_Request_. Make an exact copy of all the data.

-- start of Excerpted data --

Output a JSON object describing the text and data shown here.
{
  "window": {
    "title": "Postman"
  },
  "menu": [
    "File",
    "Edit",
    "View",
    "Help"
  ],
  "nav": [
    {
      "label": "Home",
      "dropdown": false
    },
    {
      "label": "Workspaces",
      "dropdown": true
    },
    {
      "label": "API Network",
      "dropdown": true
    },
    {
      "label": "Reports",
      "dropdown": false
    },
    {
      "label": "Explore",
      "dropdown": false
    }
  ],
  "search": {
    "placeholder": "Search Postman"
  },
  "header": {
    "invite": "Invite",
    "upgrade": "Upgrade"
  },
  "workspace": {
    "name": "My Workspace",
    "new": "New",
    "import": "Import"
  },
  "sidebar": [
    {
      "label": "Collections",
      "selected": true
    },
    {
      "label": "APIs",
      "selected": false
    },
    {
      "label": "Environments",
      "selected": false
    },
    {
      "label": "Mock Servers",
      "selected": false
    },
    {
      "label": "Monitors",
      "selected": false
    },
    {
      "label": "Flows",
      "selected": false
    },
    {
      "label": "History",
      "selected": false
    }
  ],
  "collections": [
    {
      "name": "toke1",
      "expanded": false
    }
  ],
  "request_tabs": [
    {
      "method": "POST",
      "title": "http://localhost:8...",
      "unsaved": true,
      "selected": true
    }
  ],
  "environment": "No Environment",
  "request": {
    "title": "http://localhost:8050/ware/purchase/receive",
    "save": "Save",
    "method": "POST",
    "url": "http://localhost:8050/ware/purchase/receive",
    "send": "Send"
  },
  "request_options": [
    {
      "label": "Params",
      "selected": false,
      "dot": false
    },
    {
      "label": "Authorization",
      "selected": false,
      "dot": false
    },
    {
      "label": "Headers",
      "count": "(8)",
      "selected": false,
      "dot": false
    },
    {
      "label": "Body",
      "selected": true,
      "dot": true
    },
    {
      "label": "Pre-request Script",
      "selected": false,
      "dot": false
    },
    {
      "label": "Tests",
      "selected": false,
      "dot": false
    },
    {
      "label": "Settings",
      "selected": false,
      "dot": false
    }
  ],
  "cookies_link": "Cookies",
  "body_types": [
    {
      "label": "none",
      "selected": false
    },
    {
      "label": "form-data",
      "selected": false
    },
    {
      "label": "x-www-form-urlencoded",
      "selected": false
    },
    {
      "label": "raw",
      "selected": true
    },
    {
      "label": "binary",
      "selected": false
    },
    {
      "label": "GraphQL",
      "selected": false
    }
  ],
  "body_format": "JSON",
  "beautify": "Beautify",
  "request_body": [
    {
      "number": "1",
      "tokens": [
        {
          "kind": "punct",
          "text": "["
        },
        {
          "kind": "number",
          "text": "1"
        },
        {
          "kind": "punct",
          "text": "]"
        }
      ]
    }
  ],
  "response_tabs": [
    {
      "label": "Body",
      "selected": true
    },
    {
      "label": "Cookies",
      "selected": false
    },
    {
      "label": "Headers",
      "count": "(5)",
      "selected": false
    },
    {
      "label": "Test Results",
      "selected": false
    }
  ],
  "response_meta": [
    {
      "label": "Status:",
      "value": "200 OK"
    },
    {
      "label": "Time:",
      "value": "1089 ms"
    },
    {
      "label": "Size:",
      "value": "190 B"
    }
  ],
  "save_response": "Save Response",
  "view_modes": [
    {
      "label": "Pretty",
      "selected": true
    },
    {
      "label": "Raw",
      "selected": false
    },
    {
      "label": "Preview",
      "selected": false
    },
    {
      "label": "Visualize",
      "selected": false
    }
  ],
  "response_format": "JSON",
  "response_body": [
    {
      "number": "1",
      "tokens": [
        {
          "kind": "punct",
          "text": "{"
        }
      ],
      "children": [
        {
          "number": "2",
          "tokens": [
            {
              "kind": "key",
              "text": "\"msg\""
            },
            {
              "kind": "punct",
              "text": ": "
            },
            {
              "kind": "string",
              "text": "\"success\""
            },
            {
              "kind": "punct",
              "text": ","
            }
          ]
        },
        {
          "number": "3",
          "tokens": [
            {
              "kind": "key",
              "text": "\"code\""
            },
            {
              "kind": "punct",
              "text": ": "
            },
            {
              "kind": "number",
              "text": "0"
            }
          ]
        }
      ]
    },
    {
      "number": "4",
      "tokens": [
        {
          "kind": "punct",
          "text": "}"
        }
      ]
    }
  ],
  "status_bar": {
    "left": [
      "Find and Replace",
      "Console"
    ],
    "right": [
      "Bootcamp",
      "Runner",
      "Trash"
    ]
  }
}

-- end of Excerpted data --

_Solution for this problem_.
Output a JSON object describing the text and data shown here.
{
  "window": {
    "title": "Postman"
  },
  "menu": [
    "File",
    "Edit",
    "View",
    "Help"
  ],
  "nav": [
    {
      "label": "Home",
      "dropdown": false
    },
    {
      "label": "Workspaces",
      "dropdown": true
    },
    {
      "label": "API Network",
      "dropdown": true
    },
    {
      "label": "Reports",
      "dropdown": false
    },
    {
      "label": "Explore",
      "dropdown": false
    }
  ],
  "search": {
    "placeholder": "Search Postman"
  },
  "header": {
    "invite": "Invite",
    "upgrade": "Upgrade"
  },
  "workspace": {
    "name": "My Workspace",
    "new": "New",
    "import": "Import"
  },
  "sidebar": [
    {
      "label": "Collections",
      "selected": true
    },
    {
      "label": "APIs",
      "selected": false
    },
    {
      "label": "Environments",
      "selected": false
    },
    {
      "label": "Mock Servers",
      "selected": false
    },
    {
      "label": "Monitors",
      "selected": false
    },
    {
      "label": "Flows",
      "selected": false
    },
    {
      "label": "History",
      "selected": false
    }
  ],
  "collections": [
    {
      "name": "toke1",
      "expanded": false
    }
  ],
  "request_tabs": [
    {
      "method": "POST",
      "title": "http://localhost:8...",
      "unsaved": true,
      "selected": true
    }
  ],
  "environment": "No Environment",
  "request": {
    "title": "http://localhost:8050/ware/purchase/receive",
    "save": "Save",
    "method": "POST",
    "url": "http://localhost:8050/ware/purchase/receive",
    "send": "Send"
  },
  "request_options": [
    {
      "label": "Params",
      "selected": false,
      "dot": false
    },
    {
      "label": "Authorization",
      "selected": false,
      "dot": false
    },
    {
      "label": "Headers",
      "count": "(8)",
      "selected": false,
      "dot": false
    },
    {
      "label": "Body",
      "selected": true,
      "dot": true
    },
    {
      "label": "Pre-request Script",
      "selected": false,
      "dot": false
    },
    {
      "label": "Tests",
      "selected": false,
      "dot": false
    },
    {
      "label": "Settings",
      "selected": false,
      "dot": false
    }
  ],
  "cookies_link": "Cookies",
  "body_types": [
    {
      "label": "none",
      "selected": false
    },
    {
      "label": "form-data",
      "selected": false
    },
    {
      "label": "x-www-form-urlencoded",
      "selected": false
    },
    {
      "label": "raw",
      "selected": true
    },
    {
      "label": "binary",
      "selected": false
    },
    {
      "label": "GraphQL",
      "selected": false
    }
  ],
  "body_format": "JSON",
  "beautify": "Beautify",
  "request_body": [
    {
      "number": "1",
      "tokens": [
        {
          "kind": "punct",
          "text": "["
        },
        {
          "kind": "number",
          "text": "1"
        },
        {
          "kind": "punct",
          "text": "]"
        }
      ]
    }
  ],
  "response_tabs": [
    {
      "label": "Body",
      "selected": true
    },
    {
      "label": "Cookies",
      "selected": false
    },
    {
      "label": "Headers",
      "count": "(5)",
      "selected": false
    },
    {
      "label": "Test Results",
      "selected": false
    }
  ],
  "response_meta": [
    {
      "label": "Status:",
      "value": "200 OK"
    },
    {
      "label": "Time:",
      "value": "1089 ms"
    },
    {
      "label": "Size:",
      "value": "190 B"
    }
  ],
  "save_response": "Save Response",
  "view_modes": [
    {
      "label": "Pretty",
      "selected": true
    },
    {
      "label": "Raw",
      "selected": false
    },
    {
      "label": "Preview",
      "selected": false
    },
    {
      "label": "Visualize",
      "selected": false
    }
  ],
  "response_format": "JSON",
  "response_body": [
    {
      "number": "1",
      "tokens": [
        {
          "kind": "punct",
          "text": "{"
        }
      ],
      "children": [
        {
          "number": "2",
          "tokens": [
            {
              "kind": "key",
              "text": "\"msg\""
            },
            {
              "kind": "punct",
              "text": ": "
            },
            {
              "kind": "string",
              "text": "\"success\""
            },
            {
              "kind": "punct",
              "text": ","
            }
          ]
        },
        {
          "number": "3",
          "tokens": [
            {
              "kind": "key",
              "text": "\"code\""
            },
            {
              "kind": "punct",
              "text": ": "
            },
            {
              "kind": "number",
              "text": "0"
            }
          ]
        }
      ]
    },
    {
      "number": "4",
      "tokens": [
        {
          "kind": "punct",
          "text": "}"
        }
      ]
    }
  ],
  "status_bar": {
    "left": [
      "Find and Replace",
      "Console"
    ],
    "right": [
      "Bootcamp",
      "Runner",
      "Trash"
    ]
  }
}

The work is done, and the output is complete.